Instructions for the task: Every entry below should be restated word for word, except for its images.

== Material for the task ==

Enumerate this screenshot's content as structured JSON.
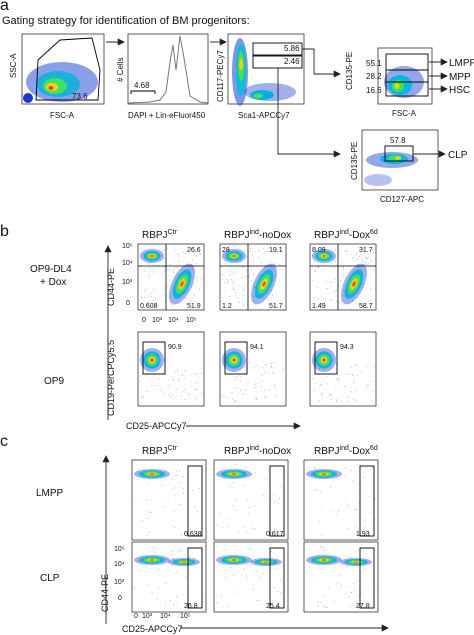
{
  "panel_letters": [
    "a",
    "b",
    "c"
  ],
  "panel_a": {
    "title": "Gating strategy for identification of BM progenitors:",
    "plot1": {
      "xlabel": "FSC-A",
      "ylabel": "SSC-A",
      "gate_value": "73.6"
    },
    "plot2": {
      "xlabel": "DAPI + Lin-eFluor450",
      "ylabel": "# Cells",
      "gate_value": "4.68"
    },
    "plot3": {
      "xlabel": "Sca1-APCCy7",
      "ylabel": "CD117-PECy7",
      "gate_values": [
        "5.86",
        "2.46"
      ]
    },
    "plot4": {
      "xlabel": "FSC-A",
      "ylabel": "CD135-PE",
      "gate_values": [
        "55.1",
        "28.2",
        "16.6"
      ],
      "populations": [
        "LMPP",
        "MPP",
        "HSC"
      ]
    },
    "plot5": {
      "xlabel": "CD127-APC",
      "ylabel": "CD135-PE",
      "gate_value": "57.8",
      "population": "CLP"
    }
  },
  "panel_b": {
    "columns": [
      {
        "base": "RBPJ",
        "sup": "Ctr",
        "suffix": ""
      },
      {
        "base": "RBPJ",
        "sup": "ind",
        "suffix": "-noDox"
      },
      {
        "base": "RBPJ",
        "sup": "ind",
        "suffix": "-Dox",
        "suffix_sup": "6d"
      }
    ],
    "row1_label_line1": "OP9-DL4",
    "row1_label_line2": "+ Dox",
    "row2_label": "OP9",
    "row1_ylabel": "CD44-PE",
    "row2_ylabel": "CD19-PerCPCy5.5",
    "xlabel": "CD25-APCCy7",
    "row1_quadrants": [
      [
        "",
        "26.6",
        "0.608",
        "51.9"
      ],
      [
        "28",
        "19.1",
        "1.2",
        "51.7"
      ],
      [
        "8.09",
        "31.7",
        "1.49",
        "58.7"
      ]
    ],
    "row2_gates": [
      "90.9",
      "94.1",
      "94.3"
    ],
    "y_ticks": [
      "10⁵",
      "10⁴",
      "10³",
      "0"
    ],
    "x_ticks": [
      "0",
      "10³",
      "10⁴",
      "10⁵"
    ]
  },
  "panel_c": {
    "columns": [
      {
        "base": "RBPJ",
        "sup": "Ctr",
        "suffix": ""
      },
      {
        "base": "RBPJ",
        "sup": "ind",
        "suffix": "-noDox"
      },
      {
        "base": "RBPJ",
        "sup": "ind",
        "suffix": "-Dox",
        "suffix_sup": "6d"
      }
    ],
    "row1_label": "LMPP",
    "row2_label": "CLP",
    "ylabel": "CD44-PE",
    "xlabel": "CD25-APCCy7",
    "row1_gates": [
      "0.638",
      "0.617",
      "1.93"
    ],
    "row2_gates": [
      "26.8",
      "25.4",
      "27.8"
    ],
    "y_ticks": [
      "10⁵",
      "10⁴",
      "10³",
      "0"
    ],
    "x_ticks": [
      "0",
      "10³",
      "10⁴",
      "10⁵"
    ]
  }
}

===

Worked solution:
Enumerate this screenshot's content as structured JSON.
{
  "panel_letters": [
    "a",
    "b",
    "c"
  ],
  "panel_a": {
    "title": "Gating strategy for identification of BM progenitors:",
    "plot1": {
      "xlabel": "FSC-A",
      "ylabel": "SSC-A",
      "gate_value": "73.6"
    },
    "plot2": {
      "xlabel": "DAPI + Lin-eFluor450",
      "ylabel": "# Cells",
      "gate_value": "4.68"
    },
    "plot3": {
      "xlabel": "Sca1-APCCy7",
      "ylabel": "CD117-PECy7",
      "gate_values": [
        "5.86",
        "2.46"
      ]
    },
    "plot4": {
      "xlabel": "FSC-A",
      "ylabel": "CD135-PE",
      "gate_values": [
        "55.1",
        "28.2",
        "16.6"
      ],
      "populations": [
        "LMPP",
        "MPP",
        "HSC"
      ]
    },
    "plot5": {
      "xlabel": "CD127-APC",
      "ylabel": "CD135-PE",
      "gate_value": "57.8",
      "population": "CLP"
    }
  },
  "panel_b": {
    "columns": [
      {
        "base": "RBPJ",
        "sup": "Ctr",
        "suffix": ""
      },
      {
        "base": "RBPJ",
        "sup": "ind",
        "suffix": "-noDox"
      },
      {
        "base": "RBPJ",
        "sup": "ind",
        "suffix": "-Dox",
        "suffix_sup": "6d"
      }
    ],
    "row1_label_line1": "OP9-DL4",
    "row1_label_line2": "+ Dox",
    "row2_label": "OP9",
    "row1_ylabel": "CD44-PE",
    "row2_ylabel": "CD19-PerCPCy5.5",
    "xlabel": "CD25-APCCy7",
    "row1_quadrants": [
      [
        "",
        "26.6",
        "0.608",
        "51.9"
      ],
      [
        "28",
        "19.1",
        "1.2",
        "51.7"
      ],
      [
        "8.09",
        "31.7",
        "1.49",
        "58.7"
      ]
    ],
    "row2_gates": [
      "90.9",
      "94.1",
      "94.3"
    ],
    "y_ticks": [
      "10⁵",
      "10⁴",
      "10³",
      "0"
    ],
    "x_ticks": [
      "0",
      "10³",
      "10⁴",
      "10⁵"
    ]
  },
  "panel_c": {
    "columns": [
      {
        "base": "RBPJ",
        "sup": "Ctr",
        "suffix": ""
      },
      {
        "base": "RBPJ",
        "sup": "ind",
        "suffix": "-noDox"
      },
      {
        "base": "RBPJ",
        "sup": "ind",
        "suffix": "-Dox",
        "suffix_sup": "6d"
      }
    ],
    "row1_label": "LMPP",
    "row2_label": "CLP",
    "ylabel": "CD44-PE",
    "xlabel": "CD25-APCCy7",
    "row1_gates": [
      "0.638",
      "0.617",
      "1.93"
    ],
    "row2_gates": [
      "26.8",
      "25.4",
      "27.8"
    ],
    "y_ticks": [
      "10⁵",
      "10⁴",
      "10³",
      "0"
    ],
    "x_ticks": [
      "0",
      "10³",
      "10⁴",
      "10⁵"
    ]
  }
}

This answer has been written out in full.